Exercise aim: Look through the data below. Show each line where the string "Ocena" occurs.
┄┄┄┄┄┄┄┄┄┄
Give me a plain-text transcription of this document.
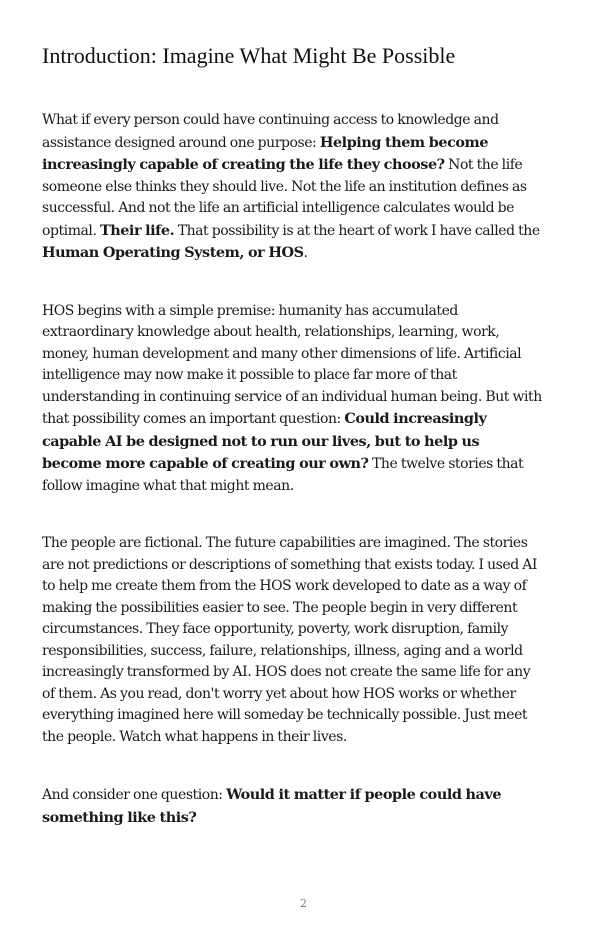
Introduction: Imagine What Might Be Possible

What if every person could have continuing access to knowledge and assistance designed around one purpose: Helping them become increasingly capable of creating the life they choose? Not the life someone else thinks they should live. Not the life an institution defines as successful. And not the life an artificial intelligence calculates would be optimal. Their life. That possibility is at the heart of work I have called the Human Operating System, or HOS.

HOS begins with a simple premise: humanity has accumulated extraordinary knowledge about health, relationships, learning, work, money, human development and many other dimensions of life. Artificial intelligence may now make it possible to place far more of that understanding in continuing service of an individual human being. But with that possibility comes an important question: Could increasingly capable AI be designed not to run our lives, but to help us become more capable of creating our own? The twelve stories that follow imagine what that might mean.

The people are fictional. The future capabilities are imagined. The stories are not predictions or descriptions of something that exists today. I used AI to help me create them from the HOS work developed to date as a way of making the possibilities easier to see. The people begin in very different circumstances. They face opportunity, poverty, work disruption, family responsibilities, success, failure, relationships, illness, aging and a world increasingly transformed by AI. HOS does not create the same life for any of them. As you read, don't worry yet about how HOS works or whether everything imagined here will someday be technically possible. Just meet the people. Watch what happens in their lives.

And consider one question: Would it matter if people could have something like this?

2
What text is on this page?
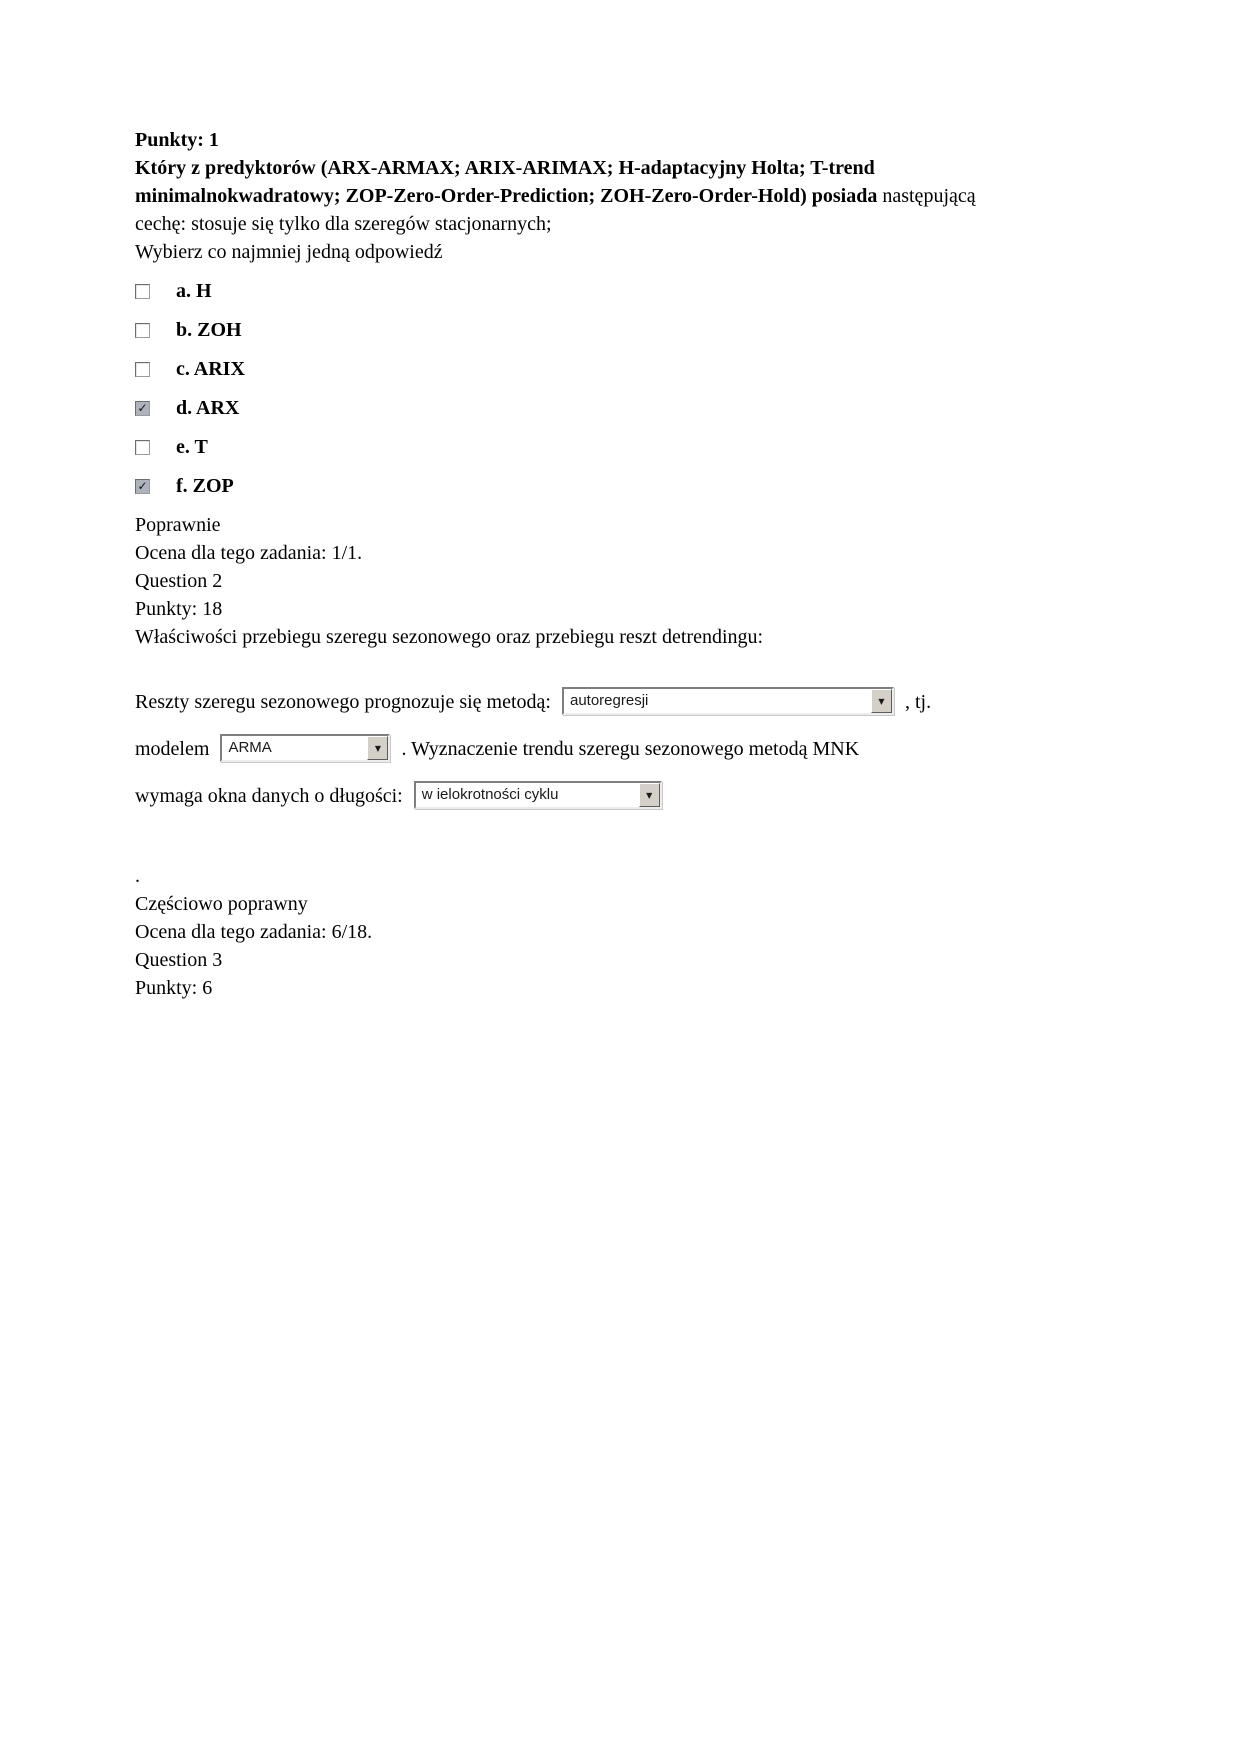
Punkty: 1

Który z predyktorów (ARX-ARMAX; ARIX-ARIMAX; H-adaptacyjny Holta; T-trend minimalnokwadratowy; ZOP-Zero-Order-Prediction; ZOH-Zero-Order-Hold) posiada następującą cechę: stosuje się tylko dla szeregów stacjonarnych;

Wybierz co najmniej jedną odpowiedź
a. H
b. ZOH
c. ARIX
✓ d. ARX
e. T
✓ f. ZOP
Poprawnie
Ocena dla tego zadania: 1/1.
Question 2
Punkty: 18
Właściwości przebiegu szeregu sezonowego oraz przebiegu reszt detrendingu:
Reszty szeregu sezonowego prognozuje się metodą:	autoregresji	▼ , tj.
modelem	ARMA	▼ . Wyznaczenie trendu szeregu sezonowego metodą MNK
wymaga okna danych o długości:	w ielokrotności cyklu	▼
.
Częściowo poprawny
Ocena dla tego zadania: 6/18.
Question 3
Punkty: 6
┄┄┄┄┄┄┄┄┄┄
Answer to this exercise:
Ocena dla tego zadania: 1/1.
Ocena dla tego zadania: 6/18.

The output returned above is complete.